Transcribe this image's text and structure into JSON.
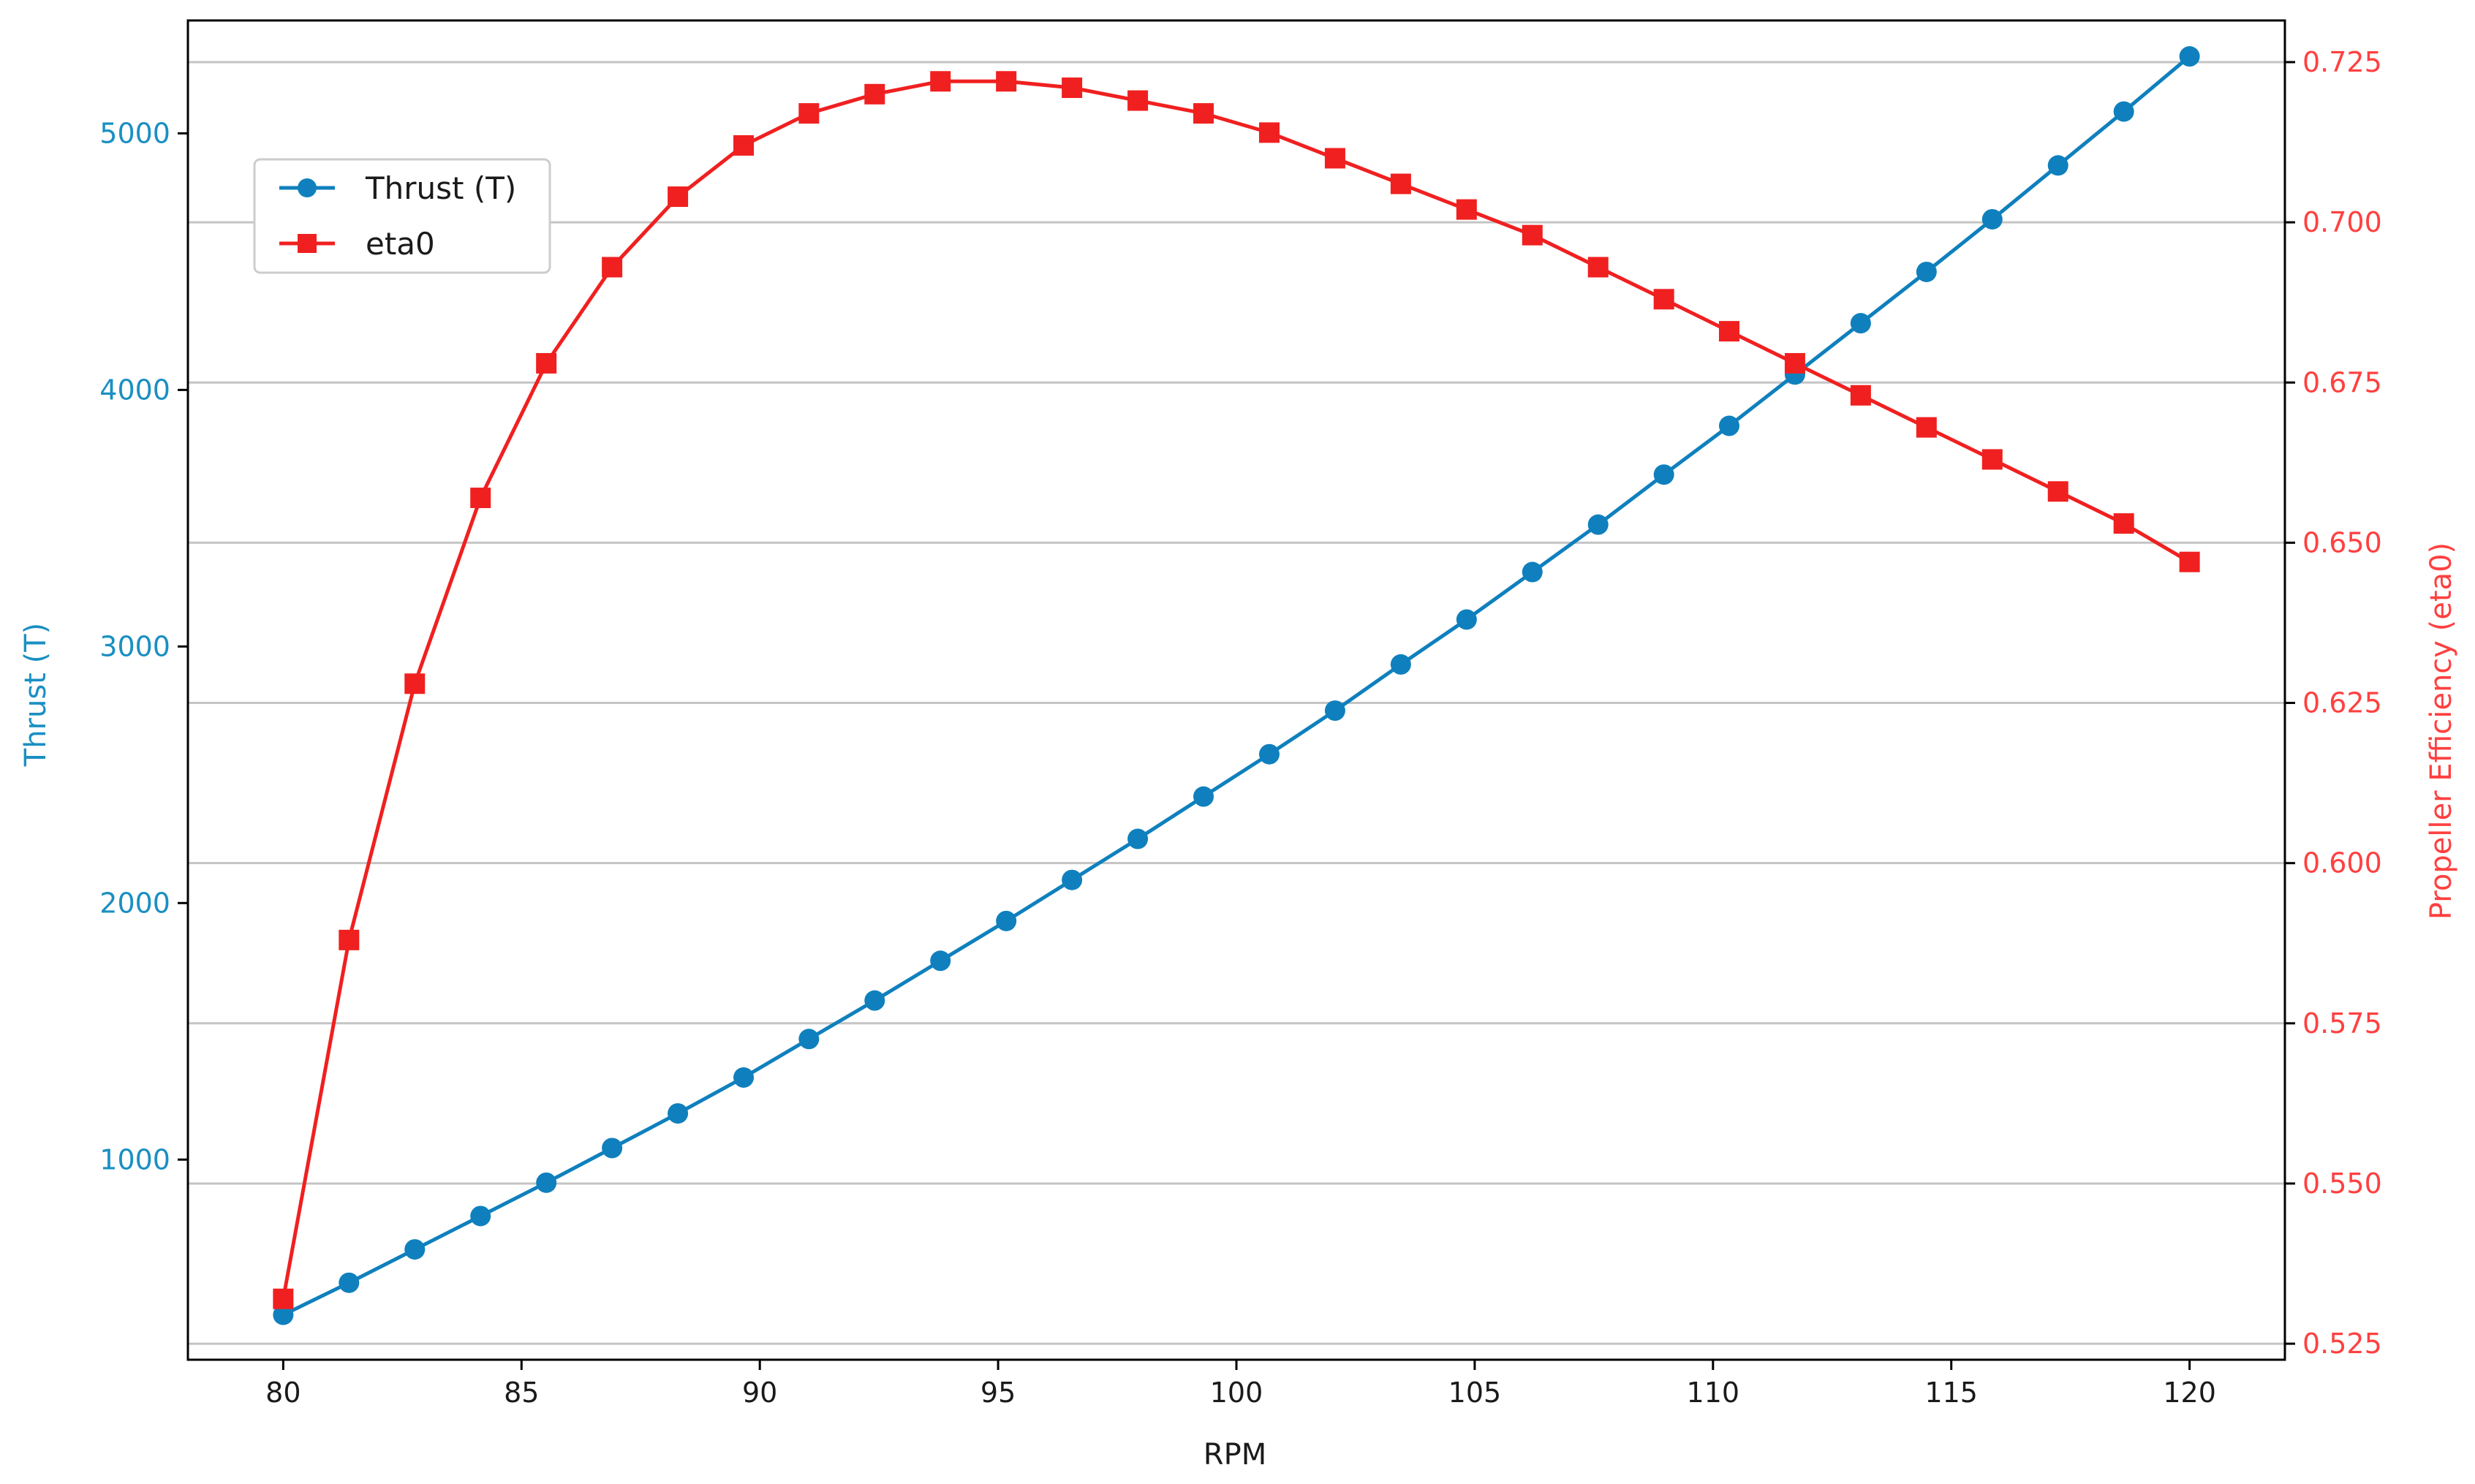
{
  "chart_data": {
    "type": "line",
    "title": "",
    "xlabel": "RPM",
    "ylabel_left": "Thrust (T)",
    "ylabel_right": "Propeller Efficiency (eta0)",
    "xlim": [
      78,
      122
    ],
    "ylim_left": [
      220,
      5440
    ],
    "ylim_right": [
      0.5225,
      0.7315
    ],
    "x_ticks": [
      80,
      85,
      90,
      95,
      100,
      105,
      110,
      115,
      120
    ],
    "x_tick_labels": [
      "80",
      "85",
      "90",
      "95",
      "100",
      "105",
      "110",
      "115",
      "120"
    ],
    "y_left_ticks": [
      1000,
      2000,
      3000,
      4000,
      5000
    ],
    "y_left_tick_labels": [
      "1000",
      "2000",
      "3000",
      "4000",
      "5000"
    ],
    "y_right_ticks": [
      0.525,
      0.55,
      0.575,
      0.6,
      0.625,
      0.65,
      0.675,
      0.7,
      0.725
    ],
    "y_right_tick_labels": [
      "0.525",
      "0.550",
      "0.575",
      "0.600",
      "0.625",
      "0.650",
      "0.675",
      "0.700",
      "0.725"
    ],
    "grid": "horizontal lines at right-axis ticks",
    "legend_position": "upper-left",
    "x": [
      80.0,
      81.38,
      82.76,
      84.14,
      85.52,
      86.9,
      88.28,
      89.66,
      91.03,
      92.41,
      93.79,
      95.17,
      96.55,
      97.93,
      99.31,
      100.69,
      102.07,
      103.45,
      104.83,
      106.21,
      107.59,
      108.97,
      110.34,
      111.72,
      113.1,
      114.48,
      115.86,
      117.24,
      118.62,
      120.0
    ],
    "series": [
      {
        "name": "Thrust (T)",
        "axis": "left",
        "color": "#0f80bd",
        "marker": "circle",
        "values": [
          395,
          520,
          650,
          780,
          910,
          1045,
          1180,
          1320,
          1470,
          1620,
          1775,
          1930,
          2090,
          2250,
          2415,
          2580,
          2750,
          2930,
          3105,
          3290,
          3475,
          3670,
          3860,
          4060,
          4260,
          4460,
          4665,
          4875,
          5085,
          5300
        ]
      },
      {
        "name": "eta0",
        "axis": "right",
        "color": "#f02020",
        "marker": "square",
        "values": [
          0.532,
          0.588,
          0.628,
          0.657,
          0.678,
          0.693,
          0.704,
          0.712,
          0.717,
          0.72,
          0.722,
          0.722,
          0.721,
          0.719,
          0.717,
          0.714,
          0.71,
          0.706,
          0.702,
          0.698,
          0.693,
          0.688,
          0.683,
          0.678,
          0.673,
          0.668,
          0.663,
          0.658,
          0.653,
          0.647
        ]
      }
    ]
  },
  "colors": {
    "left_axis": "#1a8fc2",
    "right_axis": "#ff4040",
    "grid": "#c4c4c4",
    "frame": "#000000"
  }
}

++++++

Pictures don't belong in the copy. Restate all the entries exactly.

Transcribe this image's text and structure into JSON.
{
  "chart_data": {
    "type": "line",
    "title": "",
    "xlabel": "RPM",
    "ylabel_left": "Thrust (T)",
    "ylabel_right": "Propeller Efficiency (eta0)",
    "xlim": [
      78,
      122
    ],
    "ylim_left": [
      220,
      5440
    ],
    "ylim_right": [
      0.5225,
      0.7315
    ],
    "x_ticks": [
      80,
      85,
      90,
      95,
      100,
      105,
      110,
      115,
      120
    ],
    "x_tick_labels": [
      "80",
      "85",
      "90",
      "95",
      "100",
      "105",
      "110",
      "115",
      "120"
    ],
    "y_left_ticks": [
      1000,
      2000,
      3000,
      4000,
      5000
    ],
    "y_left_tick_labels": [
      "1000",
      "2000",
      "3000",
      "4000",
      "5000"
    ],
    "y_right_ticks": [
      0.525,
      0.55,
      0.575,
      0.6,
      0.625,
      0.65,
      0.675,
      0.7,
      0.725
    ],
    "y_right_tick_labels": [
      "0.525",
      "0.550",
      "0.575",
      "0.600",
      "0.625",
      "0.650",
      "0.675",
      "0.700",
      "0.725"
    ],
    "grid": "horizontal lines at right-axis ticks",
    "legend_position": "upper-left",
    "x": [
      80.0,
      81.38,
      82.76,
      84.14,
      85.52,
      86.9,
      88.28,
      89.66,
      91.03,
      92.41,
      93.79,
      95.17,
      96.55,
      97.93,
      99.31,
      100.69,
      102.07,
      103.45,
      104.83,
      106.21,
      107.59,
      108.97,
      110.34,
      111.72,
      113.1,
      114.48,
      115.86,
      117.24,
      118.62,
      120.0
    ],
    "series": [
      {
        "name": "Thrust (T)",
        "axis": "left",
        "color": "#0f80bd",
        "marker": "circle",
        "values": [
          395,
          520,
          650,
          780,
          910,
          1045,
          1180,
          1320,
          1470,
          1620,
          1775,
          1930,
          2090,
          2250,
          2415,
          2580,
          2750,
          2930,
          3105,
          3290,
          3475,
          3670,
          3860,
          4060,
          4260,
          4460,
          4665,
          4875,
          5085,
          5300
        ]
      },
      {
        "name": "eta0",
        "axis": "right",
        "color": "#f02020",
        "marker": "square",
        "values": [
          0.532,
          0.588,
          0.628,
          0.657,
          0.678,
          0.693,
          0.704,
          0.712,
          0.717,
          0.72,
          0.722,
          0.722,
          0.721,
          0.719,
          0.717,
          0.714,
          0.71,
          0.706,
          0.702,
          0.698,
          0.693,
          0.688,
          0.683,
          0.678,
          0.673,
          0.668,
          0.663,
          0.658,
          0.653,
          0.647
        ]
      }
    ]
  },
  "colors": {
    "left_axis": "#1a8fc2",
    "right_axis": "#ff4040",
    "grid": "#c4c4c4",
    "frame": "#000000"
  }
}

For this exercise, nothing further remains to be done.